[What to do]
Write the entries below out again exactly; any picture in them stays out.

[Entries provided]
^^^^^^^^
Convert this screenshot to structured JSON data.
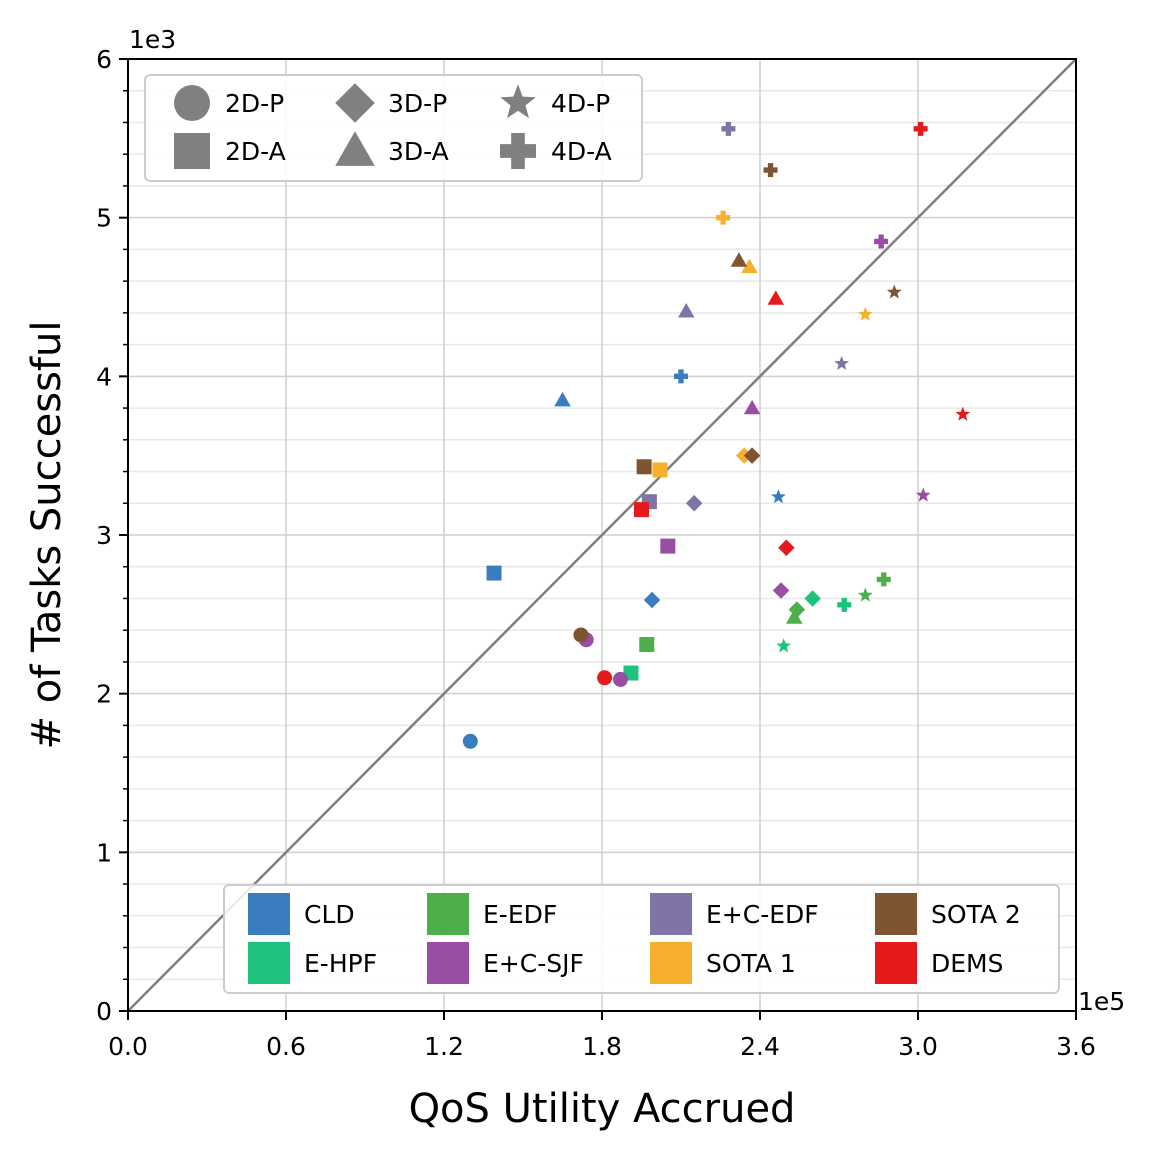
{
  "chart_data": {
    "type": "scatter",
    "xlabel": "QoS Utility Accrued",
    "ylabel": "# of Tasks Successful",
    "x_multiplier": "1e5",
    "y_multiplier": "1e3",
    "xlim": [
      0,
      3.6
    ],
    "ylim": [
      0,
      6
    ],
    "x_ticks": [
      "0.0",
      "0.6",
      "1.2",
      "1.8",
      "2.4",
      "3.0",
      "3.6"
    ],
    "y_ticks": [
      "0",
      "1",
      "2",
      "3",
      "4",
      "5",
      "6"
    ],
    "reference_line": {
      "from": [
        0,
        0
      ],
      "to": [
        3.6,
        6
      ],
      "color": "#7f7f7f"
    },
    "shape_legend": [
      {
        "label": "2D-P",
        "shape": "circle"
      },
      {
        "label": "2D-A",
        "shape": "square"
      },
      {
        "label": "3D-P",
        "shape": "diamond"
      },
      {
        "label": "3D-A",
        "shape": "triangle"
      },
      {
        "label": "4D-P",
        "shape": "star"
      },
      {
        "label": "4D-A",
        "shape": "plus"
      }
    ],
    "series": [
      {
        "name": "CLD",
        "color": "#3a7dbf",
        "points": [
          {
            "shape": "circle",
            "x": 1.3,
            "y": 1.7
          },
          {
            "shape": "square",
            "x": 1.39,
            "y": 2.76
          },
          {
            "shape": "diamond",
            "x": 1.99,
            "y": 2.59
          },
          {
            "shape": "triangle",
            "x": 1.65,
            "y": 3.85
          },
          {
            "shape": "star",
            "x": 2.47,
            "y": 3.24
          },
          {
            "shape": "plus",
            "x": 2.1,
            "y": 4.0
          }
        ]
      },
      {
        "name": "E-HPF",
        "color": "#1ec27c",
        "points": [
          {
            "shape": "square",
            "x": 1.91,
            "y": 2.13
          },
          {
            "shape": "diamond",
            "x": 2.6,
            "y": 2.6
          },
          {
            "shape": "star",
            "x": 2.49,
            "y": 2.3
          },
          {
            "shape": "plus",
            "x": 2.72,
            "y": 2.56
          }
        ]
      },
      {
        "name": "E-EDF",
        "color": "#4caf4c",
        "points": [
          {
            "shape": "square",
            "x": 1.97,
            "y": 2.31
          },
          {
            "shape": "diamond",
            "x": 2.54,
            "y": 2.53
          },
          {
            "shape": "triangle",
            "x": 2.53,
            "y": 2.48
          },
          {
            "shape": "star",
            "x": 2.8,
            "y": 2.62
          },
          {
            "shape": "plus",
            "x": 2.87,
            "y": 2.72
          }
        ]
      },
      {
        "name": "E+C-SJF",
        "color": "#984ea3",
        "points": [
          {
            "shape": "circle",
            "x": 1.74,
            "y": 2.34
          },
          {
            "shape": "circle",
            "x": 1.87,
            "y": 2.09
          },
          {
            "shape": "square",
            "x": 2.05,
            "y": 2.93
          },
          {
            "shape": "diamond",
            "x": 2.48,
            "y": 2.65
          },
          {
            "shape": "triangle",
            "x": 2.37,
            "y": 3.8
          },
          {
            "shape": "star",
            "x": 3.02,
            "y": 3.25
          },
          {
            "shape": "plus",
            "x": 2.86,
            "y": 4.85
          }
        ]
      },
      {
        "name": "E+C-EDF",
        "color": "#8073a6",
        "points": [
          {
            "shape": "square",
            "x": 1.98,
            "y": 3.21
          },
          {
            "shape": "diamond",
            "x": 2.15,
            "y": 3.2
          },
          {
            "shape": "triangle",
            "x": 2.12,
            "y": 4.41
          },
          {
            "shape": "star",
            "x": 2.71,
            "y": 4.08
          },
          {
            "shape": "plus",
            "x": 2.28,
            "y": 5.56
          }
        ]
      },
      {
        "name": "SOTA 1",
        "color": "#f7b02e",
        "points": [
          {
            "shape": "square",
            "x": 2.02,
            "y": 3.41
          },
          {
            "shape": "diamond",
            "x": 2.34,
            "y": 3.5
          },
          {
            "shape": "triangle",
            "x": 2.36,
            "y": 4.69
          },
          {
            "shape": "star",
            "x": 2.8,
            "y": 4.39
          },
          {
            "shape": "plus",
            "x": 2.26,
            "y": 5.0
          }
        ]
      },
      {
        "name": "SOTA 2",
        "color": "#7f5430",
        "points": [
          {
            "shape": "circle",
            "x": 1.72,
            "y": 2.37
          },
          {
            "shape": "square",
            "x": 1.96,
            "y": 3.43
          },
          {
            "shape": "diamond",
            "x": 2.37,
            "y": 3.5
          },
          {
            "shape": "triangle",
            "x": 2.32,
            "y": 4.73
          },
          {
            "shape": "star",
            "x": 2.91,
            "y": 4.53
          },
          {
            "shape": "plus",
            "x": 2.44,
            "y": 5.3
          }
        ]
      },
      {
        "name": "DEMS",
        "color": "#e41a1c",
        "points": [
          {
            "shape": "circle",
            "x": 1.81,
            "y": 2.1
          },
          {
            "shape": "square",
            "x": 1.95,
            "y": 3.16
          },
          {
            "shape": "diamond",
            "x": 2.5,
            "y": 2.92
          },
          {
            "shape": "triangle",
            "x": 2.46,
            "y": 4.49
          },
          {
            "shape": "star",
            "x": 3.17,
            "y": 3.76
          },
          {
            "shape": "plus",
            "x": 3.01,
            "y": 5.56
          }
        ]
      }
    ],
    "color_legend_order": [
      "CLD",
      "E-HPF",
      "E-EDF",
      "E+C-SJF",
      "E+C-EDF",
      "SOTA 1",
      "SOTA 2",
      "DEMS"
    ]
  }
}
^^^^^^^^
[Right answer]
Convert this screenshot to structured JSON data.
{
  "chart_data": {
    "type": "scatter",
    "xlabel": "QoS Utility Accrued",
    "ylabel": "# of Tasks Successful",
    "x_multiplier": "1e5",
    "y_multiplier": "1e3",
    "xlim": [
      0,
      3.6
    ],
    "ylim": [
      0,
      6
    ],
    "x_ticks": [
      "0.0",
      "0.6",
      "1.2",
      "1.8",
      "2.4",
      "3.0",
      "3.6"
    ],
    "y_ticks": [
      "0",
      "1",
      "2",
      "3",
      "4",
      "5",
      "6"
    ],
    "reference_line": {
      "from": [
        0,
        0
      ],
      "to": [
        3.6,
        6
      ],
      "color": "#7f7f7f"
    },
    "shape_legend": [
      {
        "label": "2D-P",
        "shape": "circle"
      },
      {
        "label": "2D-A",
        "shape": "square"
      },
      {
        "label": "3D-P",
        "shape": "diamond"
      },
      {
        "label": "3D-A",
        "shape": "triangle"
      },
      {
        "label": "4D-P",
        "shape": "star"
      },
      {
        "label": "4D-A",
        "shape": "plus"
      }
    ],
    "series": [
      {
        "name": "CLD",
        "color": "#3a7dbf",
        "points": [
          {
            "shape": "circle",
            "x": 1.3,
            "y": 1.7
          },
          {
            "shape": "square",
            "x": 1.39,
            "y": 2.76
          },
          {
            "shape": "diamond",
            "x": 1.99,
            "y": 2.59
          },
          {
            "shape": "triangle",
            "x": 1.65,
            "y": 3.85
          },
          {
            "shape": "star",
            "x": 2.47,
            "y": 3.24
          },
          {
            "shape": "plus",
            "x": 2.1,
            "y": 4.0
          }
        ]
      },
      {
        "name": "E-HPF",
        "color": "#1ec27c",
        "points": [
          {
            "shape": "square",
            "x": 1.91,
            "y": 2.13
          },
          {
            "shape": "diamond",
            "x": 2.6,
            "y": 2.6
          },
          {
            "shape": "star",
            "x": 2.49,
            "y": 2.3
          },
          {
            "shape": "plus",
            "x": 2.72,
            "y": 2.56
          }
        ]
      },
      {
        "name": "E-EDF",
        "color": "#4caf4c",
        "points": [
          {
            "shape": "square",
            "x": 1.97,
            "y": 2.31
          },
          {
            "shape": "diamond",
            "x": 2.54,
            "y": 2.53
          },
          {
            "shape": "triangle",
            "x": 2.53,
            "y": 2.48
          },
          {
            "shape": "star",
            "x": 2.8,
            "y": 2.62
          },
          {
            "shape": "plus",
            "x": 2.87,
            "y": 2.72
          }
        ]
      },
      {
        "name": "E+C-SJF",
        "color": "#984ea3",
        "points": [
          {
            "shape": "circle",
            "x": 1.74,
            "y": 2.34
          },
          {
            "shape": "circle",
            "x": 1.87,
            "y": 2.09
          },
          {
            "shape": "square",
            "x": 2.05,
            "y": 2.93
          },
          {
            "shape": "diamond",
            "x": 2.48,
            "y": 2.65
          },
          {
            "shape": "triangle",
            "x": 2.37,
            "y": 3.8
          },
          {
            "shape": "star",
            "x": 3.02,
            "y": 3.25
          },
          {
            "shape": "plus",
            "x": 2.86,
            "y": 4.85
          }
        ]
      },
      {
        "name": "E+C-EDF",
        "color": "#8073a6",
        "points": [
          {
            "shape": "square",
            "x": 1.98,
            "y": 3.21
          },
          {
            "shape": "diamond",
            "x": 2.15,
            "y": 3.2
          },
          {
            "shape": "triangle",
            "x": 2.12,
            "y": 4.41
          },
          {
            "shape": "star",
            "x": 2.71,
            "y": 4.08
          },
          {
            "shape": "plus",
            "x": 2.28,
            "y": 5.56
          }
        ]
      },
      {
        "name": "SOTA 1",
        "color": "#f7b02e",
        "points": [
          {
            "shape": "square",
            "x": 2.02,
            "y": 3.41
          },
          {
            "shape": "diamond",
            "x": 2.34,
            "y": 3.5
          },
          {
            "shape": "triangle",
            "x": 2.36,
            "y": 4.69
          },
          {
            "shape": "star",
            "x": 2.8,
            "y": 4.39
          },
          {
            "shape": "plus",
            "x": 2.26,
            "y": 5.0
          }
        ]
      },
      {
        "name": "SOTA 2",
        "color": "#7f5430",
        "points": [
          {
            "shape": "circle",
            "x": 1.72,
            "y": 2.37
          },
          {
            "shape": "square",
            "x": 1.96,
            "y": 3.43
          },
          {
            "shape": "diamond",
            "x": 2.37,
            "y": 3.5
          },
          {
            "shape": "triangle",
            "x": 2.32,
            "y": 4.73
          },
          {
            "shape": "star",
            "x": 2.91,
            "y": 4.53
          },
          {
            "shape": "plus",
            "x": 2.44,
            "y": 5.3
          }
        ]
      },
      {
        "name": "DEMS",
        "color": "#e41a1c",
        "points": [
          {
            "shape": "circle",
            "x": 1.81,
            "y": 2.1
          },
          {
            "shape": "square",
            "x": 1.95,
            "y": 3.16
          },
          {
            "shape": "diamond",
            "x": 2.5,
            "y": 2.92
          },
          {
            "shape": "triangle",
            "x": 2.46,
            "y": 4.49
          },
          {
            "shape": "star",
            "x": 3.17,
            "y": 3.76
          },
          {
            "shape": "plus",
            "x": 3.01,
            "y": 5.56
          }
        ]
      }
    ],
    "color_legend_order": [
      "CLD",
      "E-HPF",
      "E-EDF",
      "E+C-SJF",
      "E+C-EDF",
      "SOTA 1",
      "SOTA 2",
      "DEMS"
    ]
  }
}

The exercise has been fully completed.